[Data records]
++++

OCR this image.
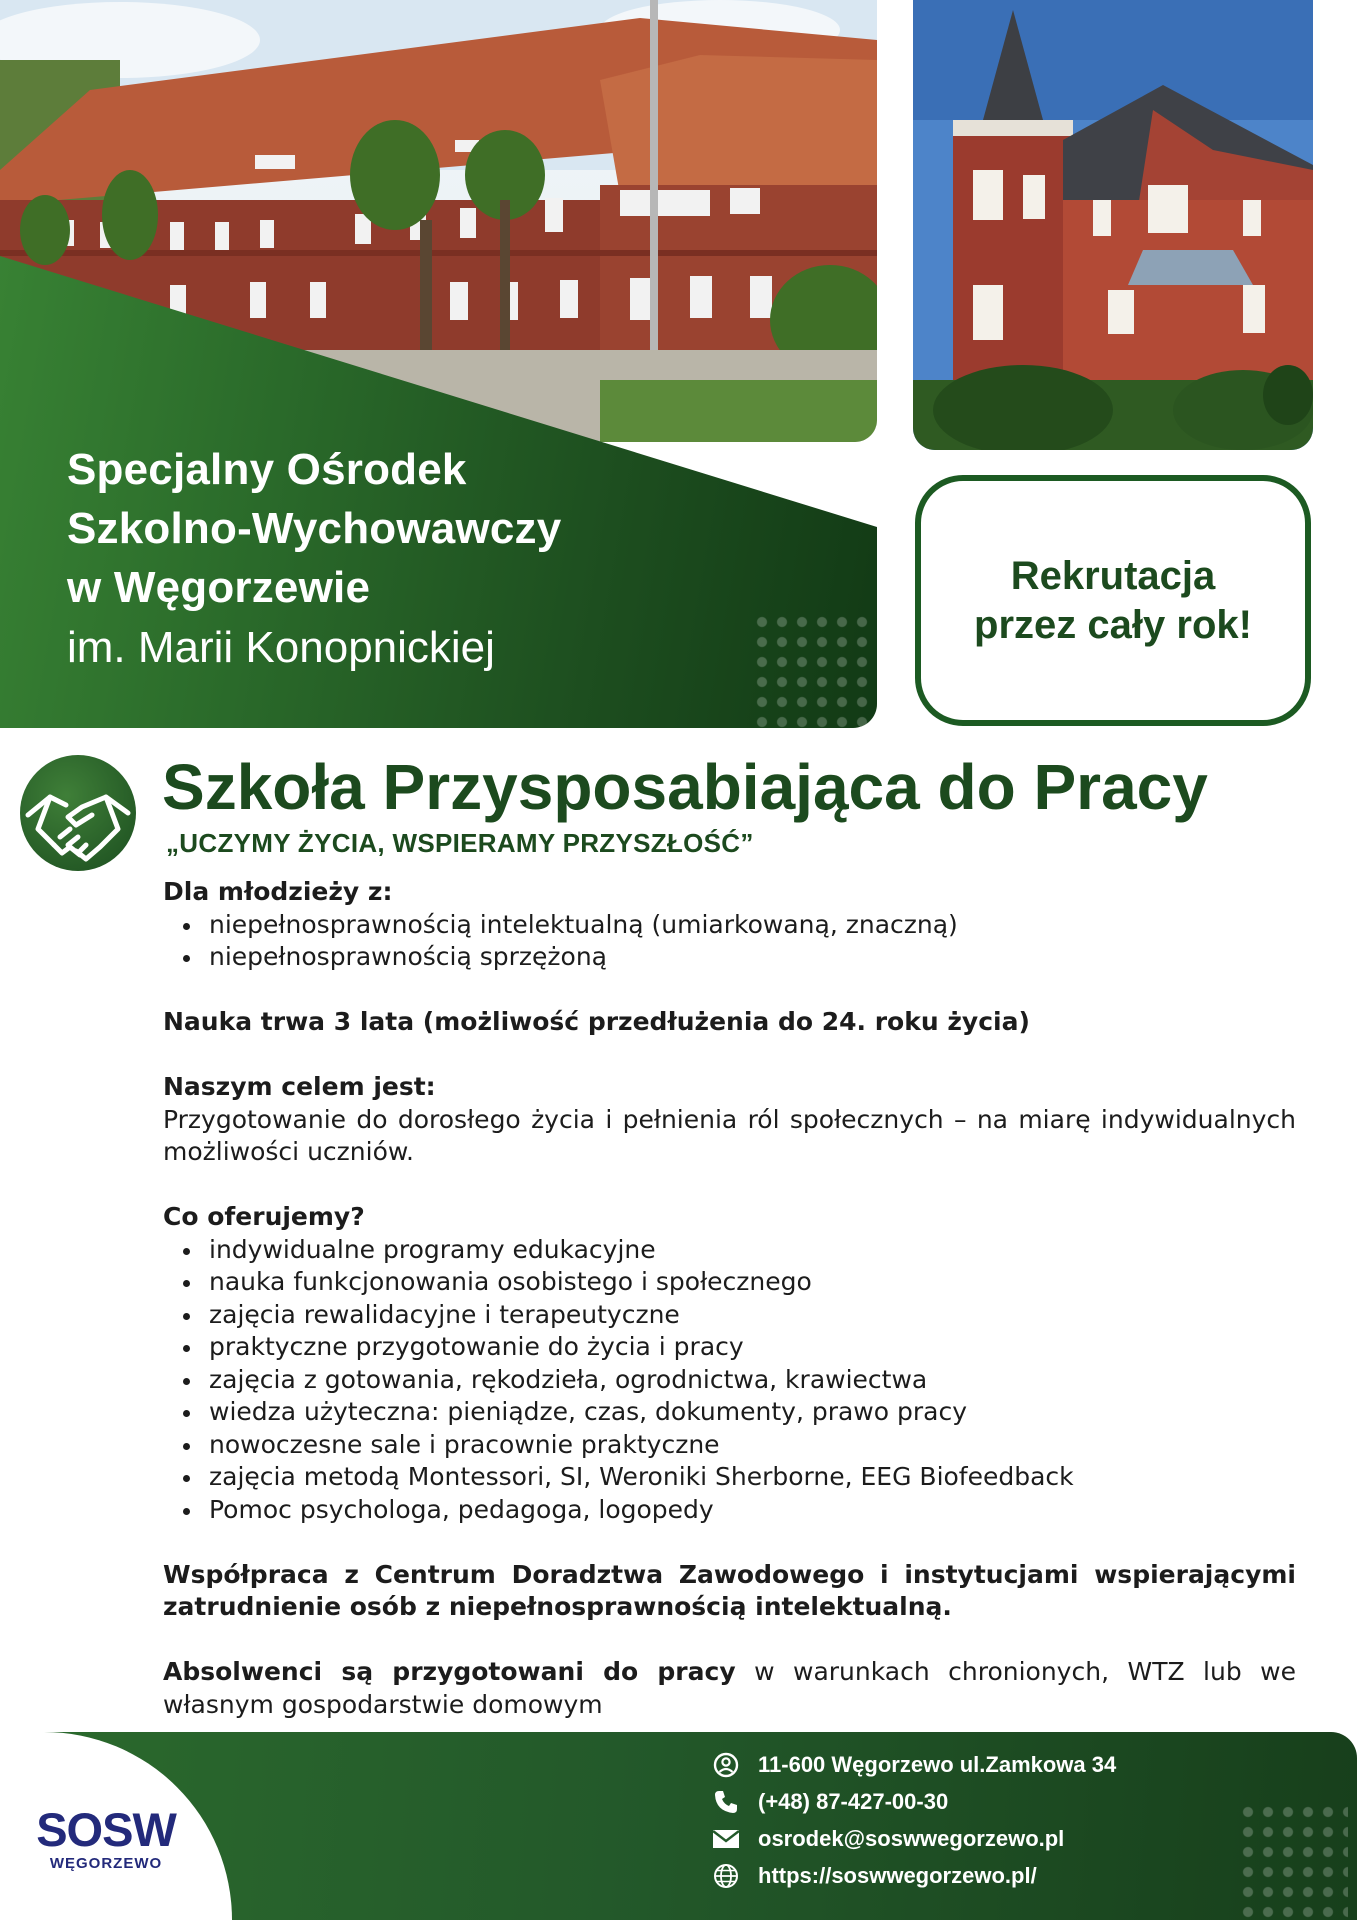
Specjalny Ośrodek
Szkolno-Wychowawczy
w Węgorzewie
im. Marii Konopnickiej
Rekrutacja
przez cały rok!
Szkoła Przysposabiająca do Pracy
„UCZYMY ŻYCIA, WSPIERAMY PRZYSZŁOŚĆ”
Dla młodzieży z:
niepełnosprawnością intelektualną (umiarkowaną, znaczną)
niepełnosprawnością sprzężoną

Nauka trwa 3 lata (możliwość przedłużenia do 24. roku życia)

Naszym celem jest:

Przygotowanie do dorosłego życia i pełnienia ról społecznych – na miarę indywidualnych możliwości uczniów.

Co oferujemy?
indywidualne programy edukacyjne
nauka funkcjonowania osobistego i społecznego
zajęcia rewalidacyjne i terapeutyczne
praktyczne przygotowanie do życia i pracy
zajęcia z gotowania, rękodzieła, ogrodnictwa, krawiectwa
wiedza użyteczna: pieniądze, czas, dokumenty, prawo pracy
nowoczesne sale i pracownie praktyczne
zajęcia metodą Montessori, SI, Weroniki Sherborne, EEG Biofeedback
Pomoc psychologa, pedagoga, logopedy

Współpraca z Centrum Doradztwa Zawodowego i instytucjami wspierającymi zatrudnienie osób z niepełnosprawnością intelektualną.

Absolwenci są przygotowani do pracy w warunkach chronionych, WTZ lub we własnym gospodarstwie domowym

SOSW
WĘGORZEWO
11-600 Węgorzewo ul.Zamkowa 34
(+48) 87-427-00-30
osrodek@soswwegorzewo.pl
https://soswwegorzewo.pl/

++++

> Aim of the exercise:
Repeat each entry above word for word, leaving every picture out.

> Final answer:
OCR this image.
Specjalny Ośrodek
Szkolno-Wychowawczy
w Węgorzewie
im. Marii Konopnickiej
Rekrutacja
przez cały rok!
Szkoła Przysposabiająca do Pracy
„UCZYMY ŻYCIA, WSPIERAMY PRZYSZŁOŚĆ”
Dla młodzieży z:
niepełnosprawnością intelektualną (umiarkowaną, znaczną)
niepełnosprawnością sprzężoną

Nauka trwa 3 lata (możliwość przedłużenia do 24. roku życia)

Naszym celem jest:

Przygotowanie do dorosłego życia i pełnienia ról społecznych – na miarę indywidualnych możliwości uczniów.

Co oferujemy?
indywidualne programy edukacyjne
nauka funkcjonowania osobistego i społecznego
zajęcia rewalidacyjne i terapeutyczne
praktyczne przygotowanie do życia i pracy
zajęcia z gotowania, rękodzieła, ogrodnictwa, krawiectwa
wiedza użyteczna: pieniądze, czas, dokumenty, prawo pracy
nowoczesne sale i pracownie praktyczne
zajęcia metodą Montessori, SI, Weroniki Sherborne, EEG Biofeedback
Pomoc psychologa, pedagoga, logopedy

Współpraca z Centrum Doradztwa Zawodowego i instytucjami wspierającymi zatrudnienie osób z niepełnosprawnością intelektualną.

Absolwenci są przygotowani do pracy w warunkach chronionych, WTZ lub we własnym gospodarstwie domowym

SOSW
WĘGORZEWO
11-600 Węgorzewo ul.Zamkowa 34
(+48) 87-427-00-30
osrodek@soswwegorzewo.pl
https://soswwegorzewo.pl/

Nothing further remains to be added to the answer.